Rows from a dataset
────

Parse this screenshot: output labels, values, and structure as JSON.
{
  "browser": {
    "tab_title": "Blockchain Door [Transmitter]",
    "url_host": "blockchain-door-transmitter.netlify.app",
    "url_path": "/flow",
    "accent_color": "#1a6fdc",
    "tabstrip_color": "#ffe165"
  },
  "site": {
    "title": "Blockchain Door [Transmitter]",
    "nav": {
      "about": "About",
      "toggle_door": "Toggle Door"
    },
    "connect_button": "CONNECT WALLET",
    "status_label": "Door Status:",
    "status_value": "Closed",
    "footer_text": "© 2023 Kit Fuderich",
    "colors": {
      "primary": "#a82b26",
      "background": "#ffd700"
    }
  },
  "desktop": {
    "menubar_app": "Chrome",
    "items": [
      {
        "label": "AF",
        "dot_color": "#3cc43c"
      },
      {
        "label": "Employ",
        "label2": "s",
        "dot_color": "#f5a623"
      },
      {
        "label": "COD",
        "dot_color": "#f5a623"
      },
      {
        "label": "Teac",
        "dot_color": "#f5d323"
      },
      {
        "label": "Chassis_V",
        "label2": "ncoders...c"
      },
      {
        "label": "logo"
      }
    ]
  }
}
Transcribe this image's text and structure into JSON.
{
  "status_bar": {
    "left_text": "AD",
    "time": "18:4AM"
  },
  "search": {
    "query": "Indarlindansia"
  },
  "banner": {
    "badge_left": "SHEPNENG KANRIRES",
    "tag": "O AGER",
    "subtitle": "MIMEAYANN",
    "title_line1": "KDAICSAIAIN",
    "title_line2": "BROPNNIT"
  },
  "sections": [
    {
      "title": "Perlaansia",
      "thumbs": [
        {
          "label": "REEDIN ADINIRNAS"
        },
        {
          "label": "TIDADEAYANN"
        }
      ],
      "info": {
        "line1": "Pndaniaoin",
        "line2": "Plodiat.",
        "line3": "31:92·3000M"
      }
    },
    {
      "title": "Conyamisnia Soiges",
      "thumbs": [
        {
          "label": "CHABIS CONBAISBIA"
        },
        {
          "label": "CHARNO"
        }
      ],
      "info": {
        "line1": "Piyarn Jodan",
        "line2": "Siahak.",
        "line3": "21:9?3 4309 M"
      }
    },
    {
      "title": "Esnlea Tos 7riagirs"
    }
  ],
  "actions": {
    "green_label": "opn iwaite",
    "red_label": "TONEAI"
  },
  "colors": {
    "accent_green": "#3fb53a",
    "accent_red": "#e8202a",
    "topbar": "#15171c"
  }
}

────

§ **Exercise objective**: Make an exact copy of every entry.

§ **Solution**:
Parse this screenshot: output labels, values, and structure as JSON.
{
  "browser": {
    "tab_title": "Blockchain Door [Transmitter]",
    "url_host": "blockchain-door-transmitter.netlify.app",
    "url_path": "/flow",
    "accent_color": "#1a6fdc",
    "tabstrip_color": "#ffe165"
  },
  "site": {
    "title": "Blockchain Door [Transmitter]",
    "nav": {
      "about": "About",
      "toggle_door": "Toggle Door"
    },
    "connect_button": "CONNECT WALLET",
    "status_label": "Door Status:",
    "status_value": "Closed",
    "footer_text": "© 2023 Kit Fuderich",
    "colors": {
      "primary": "#a82b26",
      "background": "#ffd700"
    }
  },
  "desktop": {
    "menubar_app": "Chrome",
    "items": [
      {
        "label": "AF",
        "dot_color": "#3cc43c"
      },
      {
        "label": "Employ",
        "label2": "s",
        "dot_color": "#f5a623"
      },
      {
        "label": "COD",
        "dot_color": "#f5a623"
      },
      {
        "label": "Teac",
        "dot_color": "#f5d323"
      },
      {
        "label": "Chassis_V",
        "label2": "ncoders...c"
      },
      {
        "label": "logo"
      }
    ]
  }
}
Transcribe this image's text and structure into JSON.
{
  "status_bar": {
    "left_text": "AD",
    "time": "18:4AM"
  },
  "search": {
    "query": "Indarlindansia"
  },
  "banner": {
    "badge_left": "SHEPNENG KANRIRES",
    "tag": "O AGER",
    "subtitle": "MIMEAYANN",
    "title_line1": "KDAICSAIAIN",
    "title_line2": "BROPNNIT"
  },
  "sections": [
    {
      "title": "Perlaansia",
      "thumbs": [
        {
          "label": "REEDIN ADINIRNAS"
        },
        {
          "label": "TIDADEAYANN"
        }
      ],
      "info": {
        "line1": "Pndaniaoin",
        "line2": "Plodiat.",
        "line3": "31:92·3000M"
      }
    },
    {
      "title": "Conyamisnia Soiges",
      "thumbs": [
        {
          "label": "CHABIS CONBAISBIA"
        },
        {
          "label": "CHARNO"
        }
      ],
      "info": {
        "line1": "Piyarn Jodan",
        "line2": "Siahak.",
        "line3": "21:9?3 4309 M"
      }
    },
    {
      "title": "Esnlea Tos 7riagirs"
    }
  ],
  "actions": {
    "green_label": "opn iwaite",
    "red_label": "TONEAI"
  },
  "colors": {
    "accent_green": "#3fb53a",
    "accent_red": "#e8202a",
    "topbar": "#15171c"
  }
}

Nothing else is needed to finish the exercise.